(Dataset entries)
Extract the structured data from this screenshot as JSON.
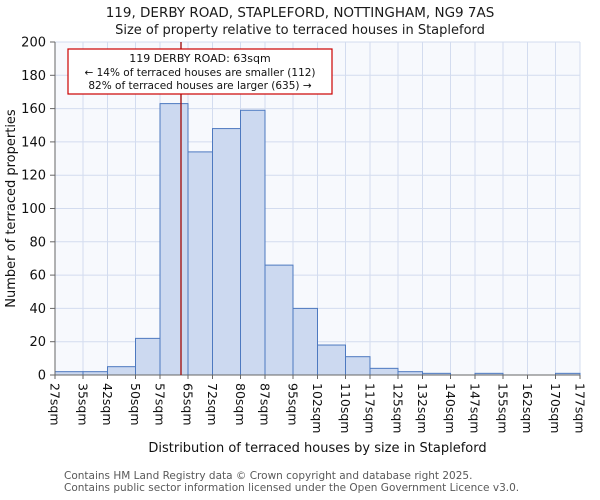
{
  "chart_data": {
    "type": "bar",
    "title": "119, DERBY ROAD, STAPLEFORD, NOTTINGHAM, NG9 7AS",
    "subtitle": "Size of property relative to terraced houses in Stapleford",
    "xlabel": "Distribution of terraced houses by size in Stapleford",
    "ylabel": "Number of terraced properties",
    "bin_edges_sqm": [
      27,
      35,
      42,
      50,
      57,
      65,
      72,
      80,
      87,
      95,
      102,
      110,
      117,
      125,
      132,
      140,
      147,
      155,
      162,
      170,
      177
    ],
    "tick_labels": [
      "27sqm",
      "35sqm",
      "42sqm",
      "50sqm",
      "57sqm",
      "65sqm",
      "72sqm",
      "80sqm",
      "87sqm",
      "95sqm",
      "102sqm",
      "110sqm",
      "117sqm",
      "125sqm",
      "132sqm",
      "140sqm",
      "147sqm",
      "155sqm",
      "162sqm",
      "170sqm",
      "177sqm"
    ],
    "values": [
      2,
      2,
      5,
      22,
      163,
      134,
      148,
      159,
      66,
      40,
      18,
      11,
      4,
      2,
      1,
      0,
      1,
      0,
      0,
      1
    ],
    "ylim": [
      0,
      200
    ],
    "ytick_step": 20,
    "ytick_labels": [
      "0",
      "20",
      "40",
      "60",
      "80",
      "100",
      "120",
      "140",
      "160",
      "180",
      "200"
    ],
    "marker_value_sqm": 63,
    "grid": true,
    "annotation": {
      "line1": "119 DERBY ROAD: 63sqm",
      "line2": "← 14% of terraced houses are smaller (112)",
      "line3": "82% of terraced houses are larger (635) →"
    },
    "colors": {
      "bar_fill": "#ccd9f0",
      "bar_stroke": "#4d79c0",
      "marker_line": "#a31515",
      "grid": "#d3dcef",
      "annotation_border": "#cc0000",
      "plot_bg": "#f7f9fd",
      "axis": "#666666",
      "text": "#111111"
    }
  },
  "footer": {
    "line1": "Contains HM Land Registry data © Crown copyright and database right 2025.",
    "line2": "Contains public sector information licensed under the Open Government Licence v3.0."
  }
}
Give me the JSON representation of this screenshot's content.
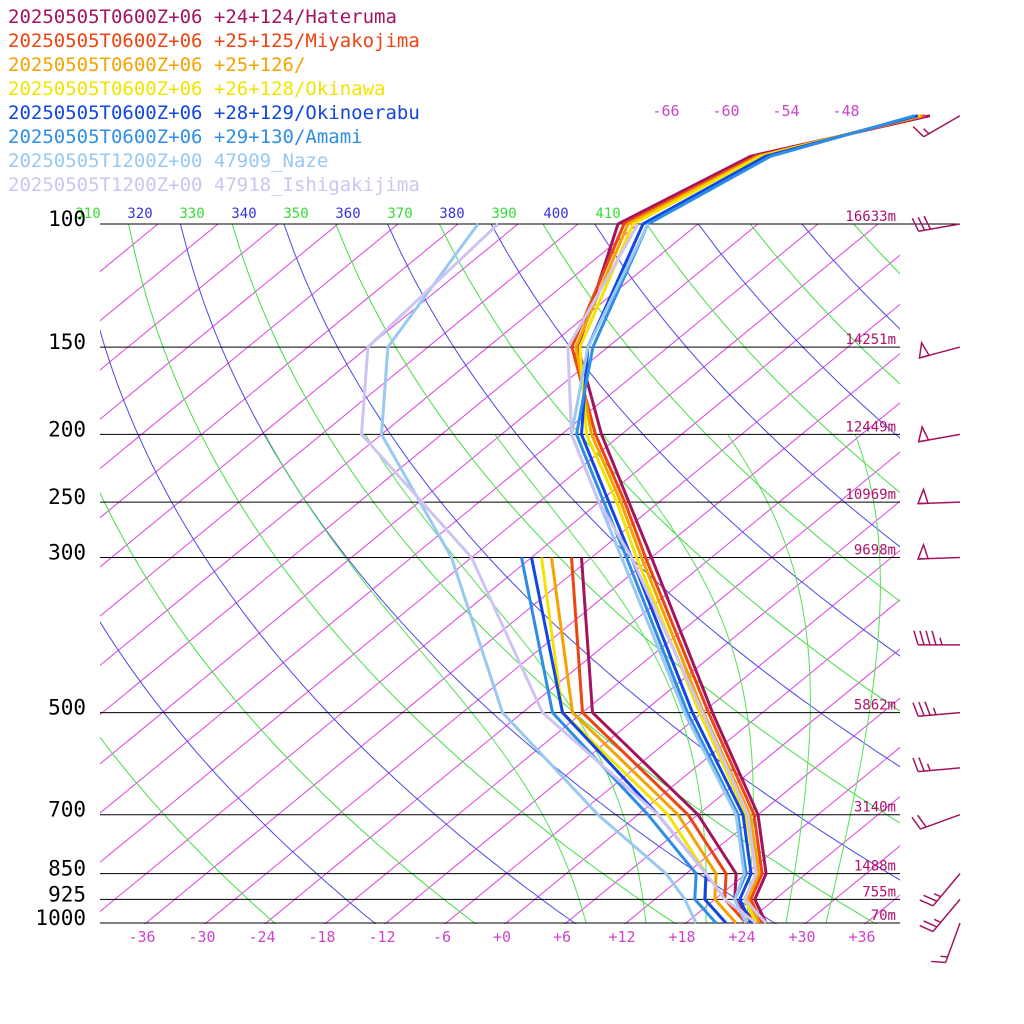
{
  "chart_data": {
    "type": "skew-t log-p sounding",
    "legend": [
      {
        "label": "20250505T0600Z+06 +24+124/Hateruma",
        "color": "#a3145f"
      },
      {
        "label": "20250505T0600Z+06 +25+125/Miyakojima",
        "color": "#ee4411"
      },
      {
        "label": "20250505T0600Z+06 +25+126/",
        "color": "#f5a300"
      },
      {
        "label": "20250505T0600Z+06 +26+128/Okinawa",
        "color": "#f2e400"
      },
      {
        "label": "20250505T0600Z+06 +28+129/Okinoerabu",
        "color": "#1146e0"
      },
      {
        "label": "20250505T0600Z+06 +29+130/Amami",
        "color": "#2e8ee6"
      },
      {
        "label": "20250505T1200Z+00 47909_Naze",
        "color": "#99c8f0"
      },
      {
        "label": "20250505T1200Z+00 47918_Ishigakijima",
        "color": "#cfc3f2"
      }
    ],
    "pressure_levels": [
      100,
      150,
      200,
      250,
      300,
      500,
      700,
      850,
      925,
      1000
    ],
    "pressure_labels": [
      "100",
      "150",
      "200",
      "250",
      "300",
      "500",
      "700",
      "850",
      "925",
      "1000"
    ],
    "heights": [
      {
        "p": 100,
        "label": "16633m"
      },
      {
        "p": 150,
        "label": "14251m"
      },
      {
        "p": 200,
        "label": "12449m"
      },
      {
        "p": 250,
        "label": "10969m"
      },
      {
        "p": 300,
        "label": "9698m"
      },
      {
        "p": 500,
        "label": "5862m"
      },
      {
        "p": 700,
        "label": "3140m"
      },
      {
        "p": 850,
        "label": "1488m"
      },
      {
        "p": 925,
        "label": "755m"
      },
      {
        "p": 1000,
        "label": "70m"
      }
    ],
    "temperature_ticks": [
      {
        "t": -36,
        "label": "-36"
      },
      {
        "t": -30,
        "label": "-30"
      },
      {
        "t": -24,
        "label": "-24"
      },
      {
        "t": -18,
        "label": "-18"
      },
      {
        "t": -12,
        "label": "-12"
      },
      {
        "t": -6,
        "label": "-6"
      },
      {
        "t": 0,
        "label": "+0"
      },
      {
        "t": 6,
        "label": "+6"
      },
      {
        "t": 12,
        "label": "+12"
      },
      {
        "t": 18,
        "label": "+18"
      },
      {
        "t": 24,
        "label": "+24"
      },
      {
        "t": 30,
        "label": "+30"
      },
      {
        "t": 36,
        "label": "+36"
      }
    ],
    "isotherm_top_labels": [
      "-66",
      "-60",
      "-54",
      "-48"
    ],
    "theta_labels": [
      {
        "value": "310",
        "color": "#33dd33"
      },
      {
        "value": "320",
        "color": "#3333dd"
      },
      {
        "value": "330",
        "color": "#33dd33"
      },
      {
        "value": "340",
        "color": "#3333dd"
      },
      {
        "value": "350",
        "color": "#33dd33"
      },
      {
        "value": "360",
        "color": "#3333dd"
      },
      {
        "value": "370",
        "color": "#33dd33"
      },
      {
        "value": "380",
        "color": "#3333dd"
      },
      {
        "value": "390",
        "color": "#33dd33"
      },
      {
        "value": "400",
        "color": "#3333dd"
      },
      {
        "value": "410",
        "color": "#33dd33"
      }
    ],
    "soundings": [
      {
        "name": "20250505T0600Z+06 +24+124/Hateruma",
        "color": "#a3145f",
        "temperature": [
          [
            1000,
            26
          ],
          [
            925,
            22
          ],
          [
            850,
            20
          ],
          [
            700,
            12
          ],
          [
            500,
            -5
          ],
          [
            300,
            -30
          ],
          [
            250,
            -39
          ],
          [
            200,
            -50
          ],
          [
            150,
            -63
          ],
          [
            100,
            -74
          ],
          [
            80,
            -69
          ],
          [
            70,
            -56
          ]
        ],
        "dewpoint": [
          [
            1000,
            25
          ],
          [
            925,
            20
          ],
          [
            850,
            17
          ],
          [
            700,
            6
          ],
          [
            500,
            -17
          ],
          [
            300,
            -37
          ]
        ]
      },
      {
        "name": "20250505T0600Z+06 +25+125/Miyakojima",
        "color": "#ee4411",
        "temperature": [
          [
            1000,
            25.6
          ],
          [
            925,
            21.6
          ],
          [
            850,
            19.6
          ],
          [
            700,
            11.6
          ],
          [
            500,
            -5.4
          ],
          [
            300,
            -30.6
          ],
          [
            250,
            -39.4
          ],
          [
            200,
            -50.6
          ],
          [
            150,
            -63.6
          ],
          [
            100,
            -73.4
          ],
          [
            80,
            -68.5
          ],
          [
            70,
            -56.5
          ]
        ],
        "dewpoint": [
          [
            1000,
            24
          ],
          [
            925,
            19
          ],
          [
            850,
            16
          ],
          [
            700,
            5
          ],
          [
            500,
            -18
          ],
          [
            300,
            -38
          ]
        ]
      },
      {
        "name": "20250505T0600Z+06 +25+126/",
        "color": "#f5a300",
        "temperature": [
          [
            1000,
            25.3
          ],
          [
            925,
            21.3
          ],
          [
            850,
            19.3
          ],
          [
            700,
            11.2
          ],
          [
            500,
            -5.9
          ],
          [
            300,
            -31
          ],
          [
            250,
            -39.8
          ],
          [
            200,
            -51
          ],
          [
            150,
            -63.2
          ],
          [
            100,
            -73
          ],
          [
            80,
            -68.2
          ],
          [
            70,
            -56.8
          ]
        ],
        "dewpoint": [
          [
            1000,
            23
          ],
          [
            925,
            18
          ],
          [
            850,
            15
          ],
          [
            700,
            4
          ],
          [
            500,
            -19
          ],
          [
            300,
            -40
          ]
        ]
      },
      {
        "name": "20250505T0600Z+06 +26+128/Okinawa",
        "color": "#f2e400",
        "temperature": [
          [
            1000,
            25
          ],
          [
            925,
            21
          ],
          [
            850,
            19
          ],
          [
            700,
            10.8
          ],
          [
            500,
            -6.3
          ],
          [
            300,
            -31.5
          ],
          [
            250,
            -40.2
          ],
          [
            200,
            -51.5
          ],
          [
            150,
            -62.8
          ],
          [
            100,
            -72.5
          ],
          [
            80,
            -68
          ],
          [
            70,
            -57
          ]
        ],
        "dewpoint": [
          [
            1000,
            22
          ],
          [
            925,
            17
          ],
          [
            850,
            14
          ],
          [
            700,
            3
          ],
          [
            500,
            -20
          ],
          [
            300,
            -41
          ]
        ]
      },
      {
        "name": "20250505T0600Z+06 +28+129/Okinoerabu",
        "color": "#1146e0",
        "temperature": [
          [
            1000,
            24.5
          ],
          [
            925,
            20.5
          ],
          [
            850,
            18.5
          ],
          [
            700,
            10.5
          ],
          [
            500,
            -7
          ],
          [
            300,
            -32
          ],
          [
            250,
            -41
          ],
          [
            200,
            -52
          ],
          [
            150,
            -62
          ],
          [
            100,
            -71.5
          ],
          [
            80,
            -67.5
          ],
          [
            70,
            -57.2
          ]
        ],
        "dewpoint": [
          [
            1000,
            22
          ],
          [
            925,
            17
          ],
          [
            850,
            14
          ],
          [
            700,
            2
          ],
          [
            500,
            -20
          ],
          [
            300,
            -42
          ]
        ]
      },
      {
        "name": "20250505T0600Z+06 +29+130/Amami",
        "color": "#2e8ee6",
        "temperature": [
          [
            1000,
            24
          ],
          [
            925,
            20
          ],
          [
            850,
            18
          ],
          [
            700,
            10
          ],
          [
            500,
            -7.5
          ],
          [
            300,
            -32.5
          ],
          [
            250,
            -41.5
          ],
          [
            200,
            -52.5
          ],
          [
            150,
            -61.5
          ],
          [
            100,
            -71
          ],
          [
            80,
            -67
          ],
          [
            70,
            -57.5
          ]
        ],
        "dewpoint": [
          [
            1000,
            21
          ],
          [
            925,
            16
          ],
          [
            850,
            13
          ],
          [
            700,
            1
          ],
          [
            500,
            -21
          ],
          [
            300,
            -43
          ]
        ]
      },
      {
        "name": "20250505T1200Z+00 47909_Naze",
        "color": "#99c8f0",
        "temperature": [
          [
            1000,
            24
          ],
          [
            925,
            20
          ],
          [
            850,
            17.8
          ],
          [
            700,
            9.8
          ],
          [
            500,
            -7.8
          ],
          [
            300,
            -33
          ],
          [
            250,
            -42
          ],
          [
            200,
            -53
          ],
          [
            150,
            -62
          ],
          [
            100,
            -71
          ]
        ],
        "dewpoint": [
          [
            1000,
            19
          ],
          [
            925,
            15
          ],
          [
            850,
            10
          ],
          [
            700,
            -4
          ],
          [
            500,
            -26
          ],
          [
            300,
            -50
          ],
          [
            200,
            -72
          ],
          [
            150,
            -82
          ],
          [
            100,
            -88
          ]
        ]
      },
      {
        "name": "20250505T1200Z+00 47918_Ishigakijima",
        "color": "#cfc3f2",
        "temperature": [
          [
            1000,
            26
          ],
          [
            925,
            21
          ],
          [
            850,
            19
          ],
          [
            700,
            11
          ],
          [
            500,
            -6
          ],
          [
            300,
            -32
          ],
          [
            250,
            -42
          ],
          [
            200,
            -53
          ],
          [
            150,
            -64
          ],
          [
            100,
            -72
          ]
        ],
        "dewpoint": [
          [
            1000,
            25
          ],
          [
            925,
            19
          ],
          [
            850,
            14
          ],
          [
            700,
            2
          ],
          [
            500,
            -22
          ],
          [
            300,
            -48
          ],
          [
            200,
            -74
          ],
          [
            150,
            -84
          ],
          [
            100,
            -86
          ]
        ]
      }
    ],
    "wind_barbs": [
      {
        "p": 70,
        "speed_kt": 15,
        "dir_deg": 240
      },
      {
        "p": 100,
        "speed_kt": 30,
        "dir_deg": 260
      },
      {
        "p": 150,
        "speed_kt": 50,
        "dir_deg": 255
      },
      {
        "p": 200,
        "speed_kt": 50,
        "dir_deg": 260
      },
      {
        "p": 250,
        "speed_kt": 50,
        "dir_deg": 268
      },
      {
        "p": 300,
        "speed_kt": 50,
        "dir_deg": 268
      },
      {
        "p": 400,
        "speed_kt": 45,
        "dir_deg": 270
      },
      {
        "p": 500,
        "speed_kt": 35,
        "dir_deg": 265
      },
      {
        "p": 600,
        "speed_kt": 25,
        "dir_deg": 265
      },
      {
        "p": 700,
        "speed_kt": 20,
        "dir_deg": 250
      },
      {
        "p": 850,
        "speed_kt": 25,
        "dir_deg": 220
      },
      {
        "p": 925,
        "speed_kt": 25,
        "dir_deg": 220
      },
      {
        "p": 1000,
        "speed_kt": 15,
        "dir_deg": 200
      }
    ]
  }
}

THE PROBLEM:
Pick out each line above that includes "ROAD" and show it.

SOLVED EXERCISE:
    "title": "119, DERBY ROAD, STAPLEFORD, NOTTINGHAM, NG9 7AS",
      "line1": "119 DERBY ROAD: 63sqm",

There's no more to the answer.